Set task
Copy each line of the data below exactly, leaving out pictures.

Source records

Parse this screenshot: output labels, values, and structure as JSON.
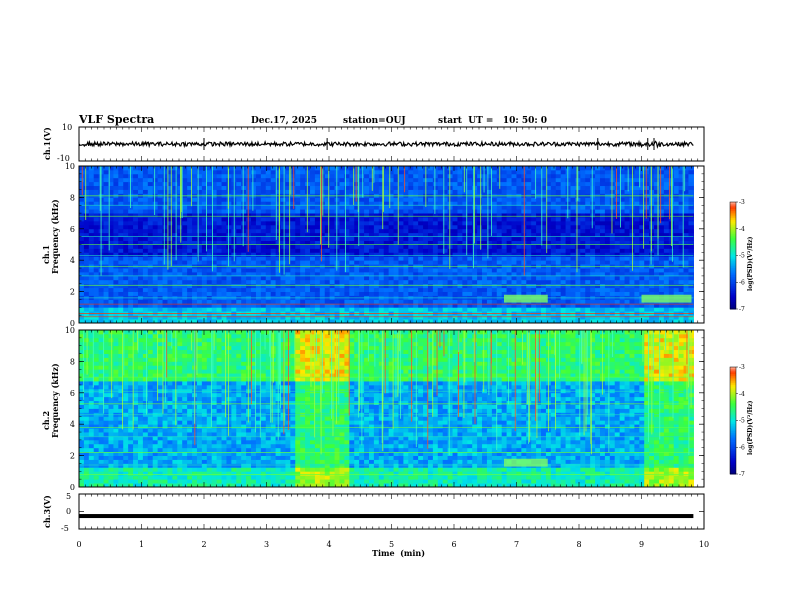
{
  "header": {
    "title": "VLF Spectra",
    "date": "Dec.17, 2025",
    "station": "station=OUJ",
    "start_ut": "start  UT =   10: 50: 0"
  },
  "chart_data": {
    "type": "heatmap",
    "title": "VLF Spectra",
    "x": {
      "label": "Time  (min)",
      "range": [
        0,
        10
      ],
      "ticks": [
        "0",
        "1",
        "2",
        "3",
        "4",
        "5",
        "6",
        "7",
        "8",
        "9",
        "10"
      ],
      "data_end": 9.83
    },
    "panels": [
      {
        "id": "ch1-waveform",
        "type": "line",
        "ylabel": "ch.1(V)",
        "yrange": [
          -10,
          10
        ],
        "yticks": [
          "10",
          "-10"
        ],
        "mean": 0,
        "amplitude_typical": 1.2,
        "spikes_min": [
          2.0,
          3.97,
          8.3,
          9.1,
          9.2
        ]
      },
      {
        "id": "ch1-spectrogram",
        "type": "heatmap",
        "ylabel_channel": "ch.1",
        "ylabel": "Frequency  (kHz)",
        "yrange": [
          0,
          10
        ],
        "yticks": [
          "0",
          "2",
          "4",
          "6",
          "8",
          "10"
        ],
        "colorbar": {
          "label": "log(PSD)(V²/Hz)",
          "range": [
            -7,
            -3
          ],
          "ticks": [
            "-3",
            "-4",
            "-5",
            "-6",
            "-7"
          ]
        },
        "features": {
          "dark_band_khz": [
            4.2,
            7.0
          ],
          "band_1_5khz_min": [
            [
              6.8,
              7.5
            ],
            [
              9.0,
              9.8
            ]
          ],
          "red_lines_khz": [
            0.4,
            0.6,
            1.2
          ]
        }
      },
      {
        "id": "ch2-spectrogram",
        "type": "heatmap",
        "ylabel_channel": "ch.2",
        "ylabel": "Frequency  (kHz)",
        "yrange": [
          0,
          10
        ],
        "yticks": [
          "0",
          "2",
          "4",
          "6",
          "8",
          "10"
        ],
        "colorbar": {
          "label": "log(PSD)(V²/Hz)",
          "range": [
            -7,
            -3
          ],
          "ticks": [
            "-3",
            "-4",
            "-5",
            "-6",
            "-7"
          ]
        },
        "features": {
          "bright_blocks_min": [
            [
              3.4,
              4.3
            ],
            [
              9.0,
              9.8
            ]
          ],
          "band_1_5khz_min": [
            [
              6.8,
              7.5
            ]
          ]
        }
      },
      {
        "id": "ch3-waveform",
        "type": "line",
        "ylabel": "ch.3(V)",
        "yrange": [
          -5,
          5
        ],
        "yticks": [
          "5",
          "0",
          "-5"
        ],
        "value": -1.3
      }
    ]
  }
}
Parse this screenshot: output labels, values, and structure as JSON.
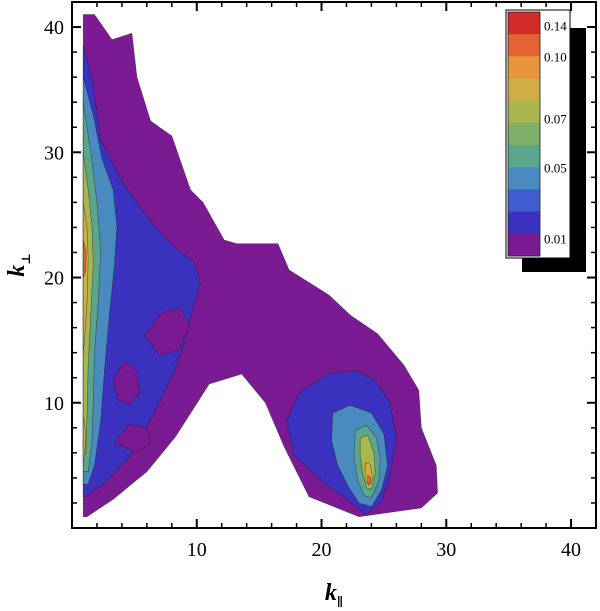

Answer below
Parse this screenshot: output labels, values, and structure as JSON.
{
  "header": {
    "title": "VLF Spectra",
    "date": "Dec.17, 2025",
    "station": "station=OUJ",
    "start_ut": "start  UT =   10: 50: 0"
  },
  "chart_data": {
    "type": "heatmap",
    "title": "VLF Spectra",
    "x": {
      "label": "Time  (min)",
      "range": [
        0,
        10
      ],
      "ticks": [
        "0",
        "1",
        "2",
        "3",
        "4",
        "5",
        "6",
        "7",
        "8",
        "9",
        "10"
      ],
      "data_end": 9.83
    },
    "panels": [
      {
        "id": "ch1-waveform",
        "type": "line",
        "ylabel": "ch.1(V)",
        "yrange": [
          -10,
          10
        ],
        "yticks": [
          "10",
          "-10"
        ],
        "mean": 0,
        "amplitude_typical": 1.2,
        "spikes_min": [
          2.0,
          3.97,
          8.3,
          9.1,
          9.2
        ]
      },
      {
        "id": "ch1-spectrogram",
        "type": "heatmap",
        "ylabel_channel": "ch.1",
        "ylabel": "Frequency  (kHz)",
        "yrange": [
          0,
          10
        ],
        "yticks": [
          "0",
          "2",
          "4",
          "6",
          "8",
          "10"
        ],
        "colorbar": {
          "label": "log(PSD)(V²/Hz)",
          "range": [
            -7,
            -3
          ],
          "ticks": [
            "-3",
            "-4",
            "-5",
            "-6",
            "-7"
          ]
        },
        "features": {
          "dark_band_khz": [
            4.2,
            7.0
          ],
          "band_1_5khz_min": [
            [
              6.8,
              7.5
            ],
            [
              9.0,
              9.8
            ]
          ],
          "red_lines_khz": [
            0.4,
            0.6,
            1.2
          ]
        }
      },
      {
        "id": "ch2-spectrogram",
        "type": "heatmap",
        "ylabel_channel": "ch.2",
        "ylabel": "Frequency  (kHz)",
        "yrange": [
          0,
          10
        ],
        "yticks": [
          "0",
          "2",
          "4",
          "6",
          "8",
          "10"
        ],
        "colorbar": {
          "label": "log(PSD)(V²/Hz)",
          "range": [
            -7,
            -3
          ],
          "ticks": [
            "-3",
            "-4",
            "-5",
            "-6",
            "-7"
          ]
        },
        "features": {
          "bright_blocks_min": [
            [
              3.4,
              4.3
            ],
            [
              9.0,
              9.8
            ]
          ],
          "band_1_5khz_min": [
            [
              6.8,
              7.5
            ]
          ]
        }
      },
      {
        "id": "ch3-waveform",
        "type": "line",
        "ylabel": "ch.3(V)",
        "yrange": [
          -5,
          5
        ],
        "yticks": [
          "5",
          "0",
          "-5"
        ],
        "value": -1.3
      }
    ]
  }
}
Parse this screenshot: output labels, values, and structure as JSON.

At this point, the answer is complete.